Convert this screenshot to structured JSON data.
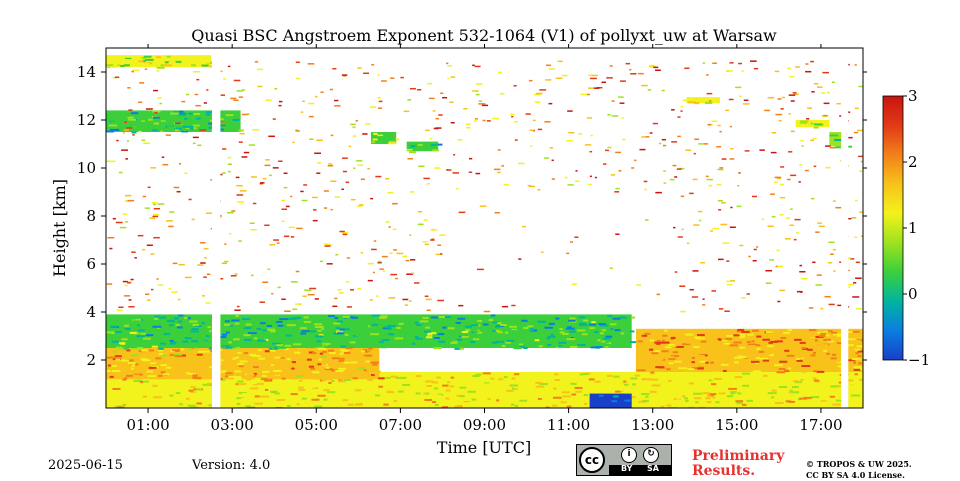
{
  "chart_data": {
    "type": "heatmap",
    "title": "Quasi BSC Angstroem Exponent 532-1064 (V1) of pollyxt_uw at Warsaw",
    "xlabel": "Time [UTC]",
    "ylabel": "Height [km]",
    "xlim_hours": [
      0.0,
      18.0
    ],
    "ylim_km": [
      0.0,
      15.0
    ],
    "x_ticks": [
      {
        "value": 1,
        "label": "01:00"
      },
      {
        "value": 3,
        "label": "03:00"
      },
      {
        "value": 5,
        "label": "05:00"
      },
      {
        "value": 7,
        "label": "07:00"
      },
      {
        "value": 9,
        "label": "09:00"
      },
      {
        "value": 11,
        "label": "11:00"
      },
      {
        "value": 13,
        "label": "13:00"
      },
      {
        "value": 15,
        "label": "15:00"
      },
      {
        "value": 17,
        "label": "17:00"
      }
    ],
    "y_ticks": [
      {
        "value": 2,
        "label": "2"
      },
      {
        "value": 4,
        "label": "4"
      },
      {
        "value": 6,
        "label": "6"
      },
      {
        "value": 8,
        "label": "8"
      },
      {
        "value": 10,
        "label": "10"
      },
      {
        "value": 12,
        "label": "12"
      },
      {
        "value": 14,
        "label": "14"
      }
    ],
    "colorbar": {
      "vmin": -1,
      "vmax": 3,
      "ticks": [
        {
          "value": 3,
          "label": "3"
        },
        {
          "value": 2,
          "label": "2"
        },
        {
          "value": 1,
          "label": "1"
        },
        {
          "value": 0,
          "label": "0"
        },
        {
          "value": -1,
          "label": "−1"
        }
      ],
      "colormap": [
        "#1840c8",
        "#0a7ee0",
        "#00b4a0",
        "#3ccf3c",
        "#9ee21e",
        "#f2f21c",
        "#f8c21a",
        "#f2801a",
        "#e23a16",
        "#c81412"
      ]
    },
    "data_gaps_hours": [
      [
        2.52,
        2.72
      ],
      [
        17.48,
        17.65
      ]
    ],
    "regions": [
      {
        "name": "boundary-layer-lower",
        "t0": 0.0,
        "t1": 18.0,
        "h0": 0.0,
        "h1": 1.5,
        "value": 1.3
      },
      {
        "name": "boundary-layer-evening",
        "t0": 12.6,
        "t1": 18.0,
        "h0": 1.5,
        "h1": 3.3,
        "value": 1.7
      },
      {
        "name": "residual-layer-morning",
        "t0": 0.0,
        "t1": 6.5,
        "h0": 1.2,
        "h1": 2.6,
        "value": 1.6
      },
      {
        "name": "aerosol-layer-low-exponent",
        "t0": 0.0,
        "t1": 12.5,
        "h0": 2.5,
        "h1": 3.9,
        "value": 0.35
      },
      {
        "name": "cirrus-morning",
        "t0": 0.0,
        "t1": 3.2,
        "h0": 11.5,
        "h1": 12.4,
        "value": 0.3
      },
      {
        "name": "cloud-0715",
        "t0": 7.15,
        "t1": 7.9,
        "h0": 10.7,
        "h1": 11.1,
        "value": 0.3
      },
      {
        "name": "cloud-0630",
        "t0": 6.3,
        "t1": 6.9,
        "h0": 11.0,
        "h1": 11.5,
        "value": 0.5
      },
      {
        "name": "cloud-1700",
        "t0": 16.4,
        "t1": 17.2,
        "h0": 11.7,
        "h1": 12.0,
        "value": 1.0
      },
      {
        "name": "cloud-1715",
        "t0": 17.2,
        "t1": 17.55,
        "h0": 10.9,
        "h1": 11.5,
        "value": 0.6
      },
      {
        "name": "thin-layer-1430",
        "t0": 13.8,
        "t1": 14.6,
        "h0": 12.7,
        "h1": 12.95,
        "value": 1.3
      },
      {
        "name": "upper-layer-early",
        "t0": 0.0,
        "t1": 2.5,
        "h0": 14.2,
        "h1": 14.7,
        "value": 1.1
      },
      {
        "name": "minimum-near-noon",
        "t0": 11.5,
        "t1": 12.5,
        "h0": 0.0,
        "h1": 0.6,
        "value": -0.8
      }
    ]
  },
  "footer": {
    "date": "2025-06-15",
    "version": "Version: 4.0",
    "preliminary": [
      "Preliminary",
      "Results."
    ],
    "copyright": [
      "© TROPOS & UW 2025.",
      "CC BY SA 4.0 License."
    ],
    "cc_badge": {
      "by": "BY",
      "sa": "SA",
      "cc": "cc"
    },
    "colors": {
      "preliminary": "#e8312f"
    }
  }
}
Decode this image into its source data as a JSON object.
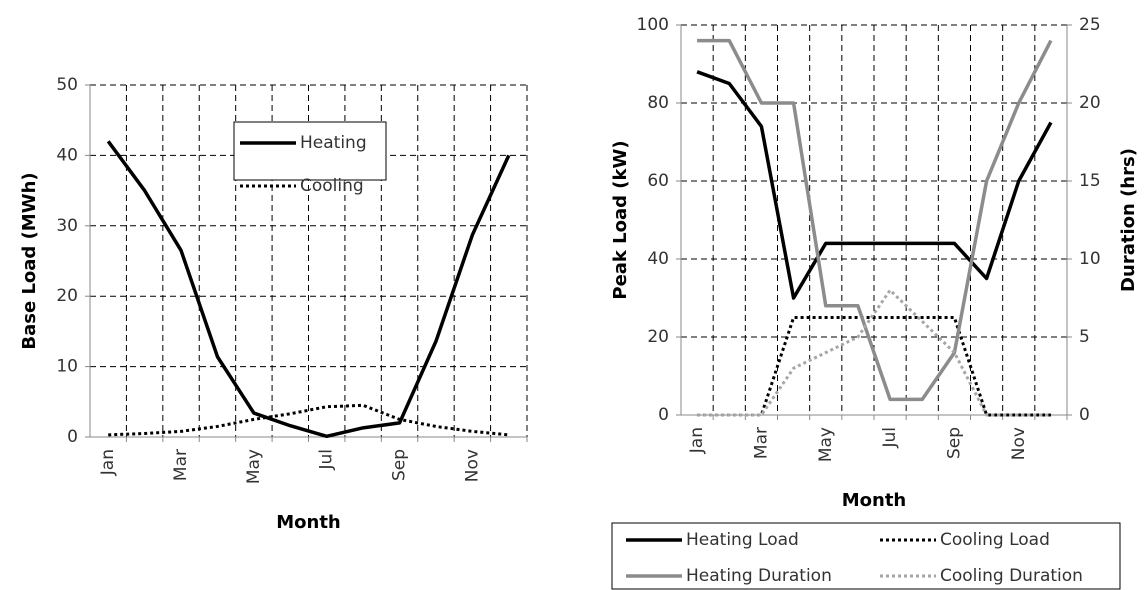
{
  "chart_data": [
    {
      "type": "line",
      "x_label": "Month",
      "y_label": "Base Load (MWh)",
      "categories": [
        "Jan",
        null,
        "Mar",
        null,
        "May",
        null,
        "Jul",
        null,
        "Sep",
        null,
        "Nov",
        null
      ],
      "ylim": [
        0,
        50
      ],
      "yticks": [
        0,
        10,
        20,
        30,
        40,
        50
      ],
      "grid": true,
      "legend": "inside",
      "series": [
        {
          "name": "Heating",
          "color": "#000000",
          "style": "solid",
          "values": [
            42,
            35,
            26.5,
            11.4,
            3.4,
            1.6,
            0.1,
            1.3,
            2,
            13.6,
            28.7,
            40
          ]
        },
        {
          "name": "Cooling",
          "color": "#000000",
          "style": "dotted",
          "values": [
            0.3,
            0.5,
            0.8,
            1.5,
            2.5,
            3.3,
            4.3,
            4.5,
            2.5,
            1.5,
            0.8,
            0.3
          ]
        }
      ]
    },
    {
      "type": "line",
      "x_label": "Month",
      "y_label": "Peak Load (kW)",
      "y2_label": "Duration (hrs)",
      "categories": [
        "Jan",
        null,
        "Mar",
        null,
        "May",
        null,
        "Jul",
        null,
        "Sep",
        null,
        "Nov",
        null
      ],
      "ylim": [
        0,
        100
      ],
      "yticks": [
        0,
        20,
        40,
        60,
        80,
        100
      ],
      "y2lim": [
        0,
        25
      ],
      "y2ticks": [
        0,
        5,
        10,
        15,
        20,
        25
      ],
      "y2color": "#8c8c8c",
      "grid": true,
      "legend": "bottom",
      "series": [
        {
          "name": "Heating Load",
          "color": "#000000",
          "style": "solid",
          "values": [
            88,
            85,
            74,
            30,
            44,
            44,
            44,
            44,
            44,
            35,
            60,
            75
          ]
        },
        {
          "name": "Cooling Load",
          "color": "#000000",
          "style": "dotted",
          "values": [
            0,
            0,
            0,
            25,
            25,
            25,
            25,
            25,
            25,
            0,
            0,
            0
          ]
        },
        {
          "name": "Heating Duration",
          "color": "#8c8c8c",
          "style": "solid",
          "axis": "y2",
          "values": [
            24,
            24,
            20,
            20,
            7,
            7,
            1,
            1,
            4,
            15,
            20,
            24
          ]
        },
        {
          "name": "Cooling Duration",
          "color": "#a6a6a6",
          "style": "dotted",
          "axis": "y2",
          "values": [
            0,
            0,
            0,
            3,
            4,
            5,
            8,
            6,
            4,
            0,
            0,
            0
          ]
        }
      ]
    }
  ]
}
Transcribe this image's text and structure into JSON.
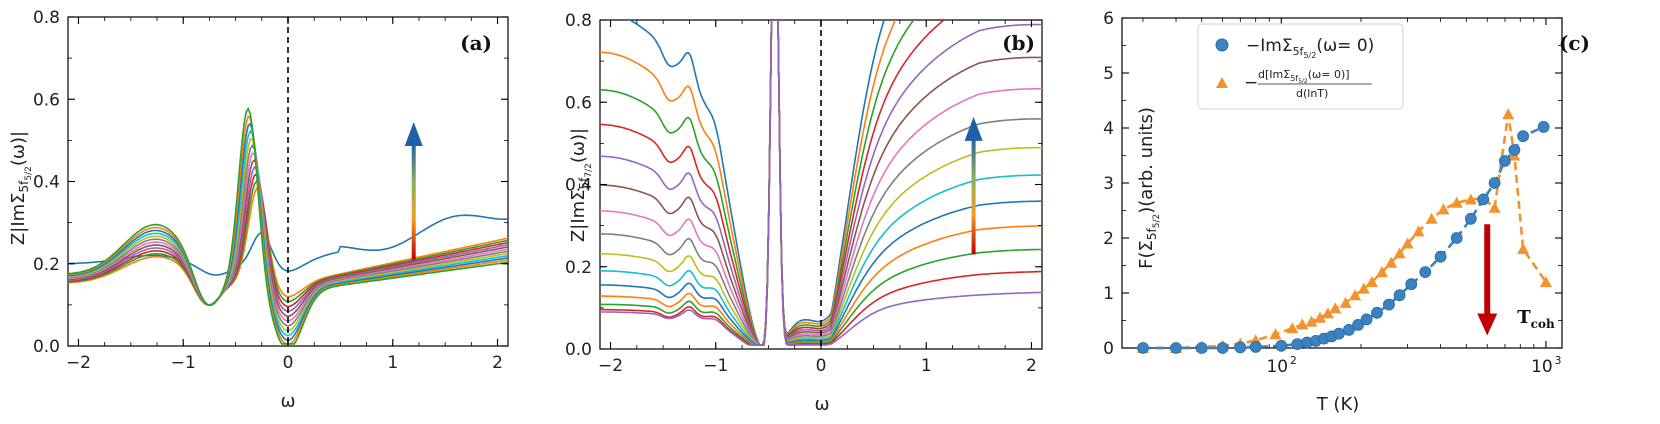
{
  "chart_data": [
    {
      "type": "line",
      "panel_label": "(a)",
      "xlabel": "ω",
      "ylabel": "Z|ImΣ 5f5/2 (ω)|",
      "ylabel_main": "Z|ImΣ",
      "ylabel_sub": "5f",
      "ylabel_subsub": "5/2",
      "ylabel_end": "(ω)|",
      "xlim": [
        -2.1,
        2.1
      ],
      "ylim": [
        0,
        0.8
      ],
      "xticks": [
        -2,
        -1,
        0,
        1,
        2
      ],
      "yticks": [
        0.0,
        0.2,
        0.4,
        0.6,
        0.8
      ],
      "xtick_labels": [
        "−2",
        "−1",
        "0",
        "1",
        "2"
      ],
      "ytick_labels": [
        "0.0",
        "0.2",
        "0.4",
        "0.6",
        "0.8"
      ],
      "vline_x": 0,
      "annotation_arrow": {
        "x": 1.2,
        "y_from": 0.21,
        "y_to": 0.53,
        "direction": "up"
      },
      "series_count": 13
    },
    {
      "type": "line",
      "panel_label": "(b)",
      "xlabel": "ω",
      "ylabel_main": "Z|ImΣ",
      "ylabel_sub": "5f",
      "ylabel_subsub": "7/2",
      "ylabel_end": "(ω)|",
      "xlim": [
        -2.1,
        2.1
      ],
      "ylim": [
        0,
        0.8
      ],
      "xticks": [
        -2,
        -1,
        0,
        1,
        2
      ],
      "yticks": [
        0.0,
        0.2,
        0.4,
        0.6,
        0.8
      ],
      "xtick_labels": [
        "−2",
        "−1",
        "0",
        "1",
        "2"
      ],
      "ytick_labels": [
        "0.0",
        "0.2",
        "0.4",
        "0.6",
        "0.8"
      ],
      "vline_x": 0,
      "annotation_arrow": {
        "x": 1.45,
        "y_from": 0.23,
        "y_to": 0.55,
        "direction": "up"
      },
      "series_count": 15
    },
    {
      "type": "scatter",
      "panel_label": "(c)",
      "xlabel": "T (K)",
      "ylabel_main": "F(Σ",
      "ylabel_sub": "5f",
      "ylabel_subsub": "5/2",
      "ylabel_end": ")(arb. units)",
      "xscale": "log",
      "xlim": [
        25,
        1150
      ],
      "ylim": [
        0,
        6
      ],
      "yticks": [
        0,
        1,
        2,
        3,
        4,
        5,
        6
      ],
      "ytick_labels": [
        "0",
        "1",
        "2",
        "3",
        "4",
        "5",
        "6"
      ],
      "xtick_labels": [
        "10",
        "10"
      ],
      "xtick_exponents": [
        "2",
        "3"
      ],
      "series": [
        {
          "name": "−ImΣ 5f5/2 (ω= 0)",
          "color": "#3a82c0",
          "marker": "circle",
          "x": [
            30,
            40,
            50,
            60,
            70,
            80,
            100,
            115,
            125,
            135,
            145,
            155,
            165,
            180,
            195,
            210,
            230,
            255,
            280,
            310,
            350,
            400,
            460,
            520,
            580,
            640,
            700,
            760,
            820,
            980
          ],
          "y": [
            0.0,
            0.0,
            0.0,
            0.0,
            0.01,
            0.02,
            0.04,
            0.07,
            0.1,
            0.13,
            0.17,
            0.21,
            0.26,
            0.33,
            0.42,
            0.52,
            0.64,
            0.79,
            0.96,
            1.16,
            1.38,
            1.66,
            2.0,
            2.35,
            2.7,
            3.0,
            3.4,
            3.6,
            3.85,
            4.02
          ]
        },
        {
          "name": "−d[ImΣ 5f5/2 (ω= 0)] / d(lnT)",
          "color": "#f4922d",
          "marker": "triangle",
          "x": [
            30,
            40,
            50,
            60,
            70,
            80,
            95,
            110,
            120,
            130,
            140,
            150,
            160,
            175,
            190,
            205,
            220,
            240,
            260,
            280,
            300,
            330,
            370,
            410,
            460,
            520,
            580,
            640,
            720,
            760,
            820,
            1000
          ],
          "y": [
            0.0,
            0.0,
            0.02,
            0.04,
            0.08,
            0.14,
            0.25,
            0.36,
            0.43,
            0.48,
            0.55,
            0.63,
            0.72,
            0.82,
            0.96,
            1.08,
            1.2,
            1.38,
            1.55,
            1.72,
            1.9,
            2.12,
            2.35,
            2.52,
            2.64,
            2.7,
            2.72,
            2.55,
            4.25,
            3.5,
            1.8,
            1.2
          ]
        }
      ],
      "legend_text_1": "−ImΣ",
      "legend_text_1_sub": "5f",
      "legend_text_1_subsub": "5/2",
      "legend_text_1_end": "(ω= 0)",
      "legend_text_2_minus": "−",
      "legend_text_2_num": "d[ImΣ",
      "legend_text_2_num_sub": "5f",
      "legend_text_2_num_subsub": "5/2",
      "legend_text_2_num_end": "(ω= 0)]",
      "legend_text_2_den": "d(lnT)",
      "legend_position": "upper-left",
      "annotation": "T",
      "annotation_sub": "coh",
      "annotation_arrow": {
        "x": 600,
        "y_from": 2.25,
        "y_to": 0.3,
        "direction": "down",
        "color": "#c00000"
      }
    }
  ],
  "colors": {
    "axis": "#000000",
    "arrow_top": "#1f5fa8",
    "arrow_bottom": "#c00000",
    "c_circle": "#3a82c0",
    "c_triangle": "#f4922d"
  }
}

**Directions:**
Pick out the lines that contain "boundary" and copy them.

**Output for this exercise:**
        "name": "boundary-layer-lower",
        "name": "boundary-layer-evening",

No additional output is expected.